Extracted records
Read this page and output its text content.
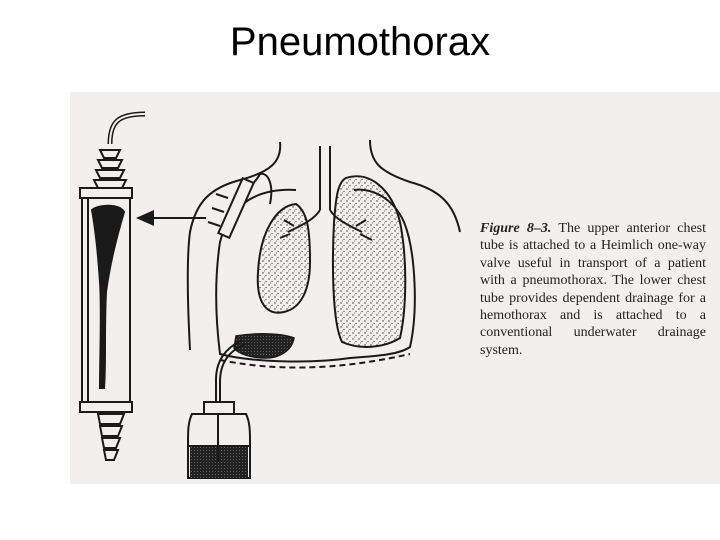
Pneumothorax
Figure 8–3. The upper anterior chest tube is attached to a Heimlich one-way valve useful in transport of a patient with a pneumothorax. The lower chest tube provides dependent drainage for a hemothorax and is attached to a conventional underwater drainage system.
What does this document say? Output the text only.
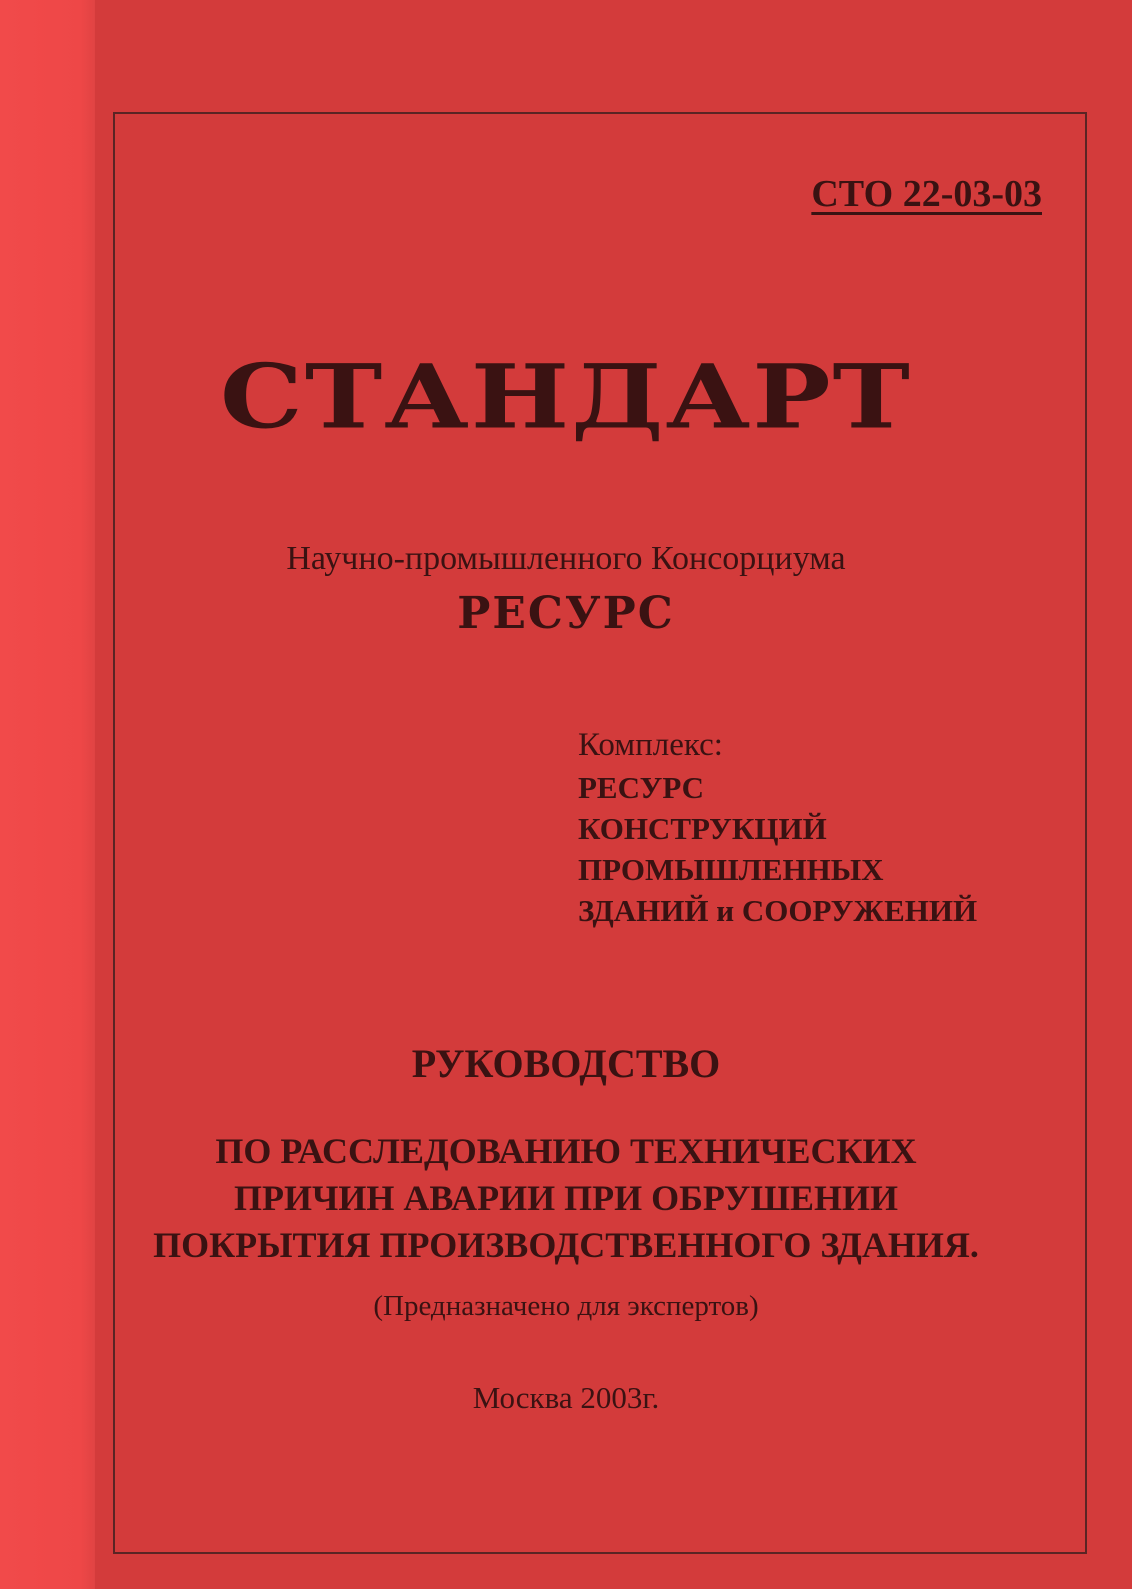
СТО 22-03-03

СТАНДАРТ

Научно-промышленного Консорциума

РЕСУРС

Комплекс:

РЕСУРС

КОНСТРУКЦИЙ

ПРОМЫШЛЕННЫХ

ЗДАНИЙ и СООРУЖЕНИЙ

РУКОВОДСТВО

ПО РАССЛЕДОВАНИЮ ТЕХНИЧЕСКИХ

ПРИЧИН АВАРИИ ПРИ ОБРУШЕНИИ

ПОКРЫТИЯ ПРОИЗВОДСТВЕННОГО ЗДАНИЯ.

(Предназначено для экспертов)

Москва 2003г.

Brief
Exactly the lines from the line with "What does this" through the last line of the listing, both included, should be extracted, and the pictures left behind.

Task result
What does this document say? Output the text only.
СТО 22-03-03

СТАНДАРТ

Научно-промышленного Консорциума

РЕСУРС

Комплекс:

РЕСУРС

КОНСТРУКЦИЙ

ПРОМЫШЛЕННЫХ

ЗДАНИЙ и СООРУЖЕНИЙ

РУКОВОДСТВО

ПО РАССЛЕДОВАНИЮ ТЕХНИЧЕСКИХ

ПРИЧИН АВАРИИ ПРИ ОБРУШЕНИИ

ПОКРЫТИЯ ПРОИЗВОДСТВЕННОГО ЗДАНИЯ.

(Предназначено для экспертов)

Москва 2003г.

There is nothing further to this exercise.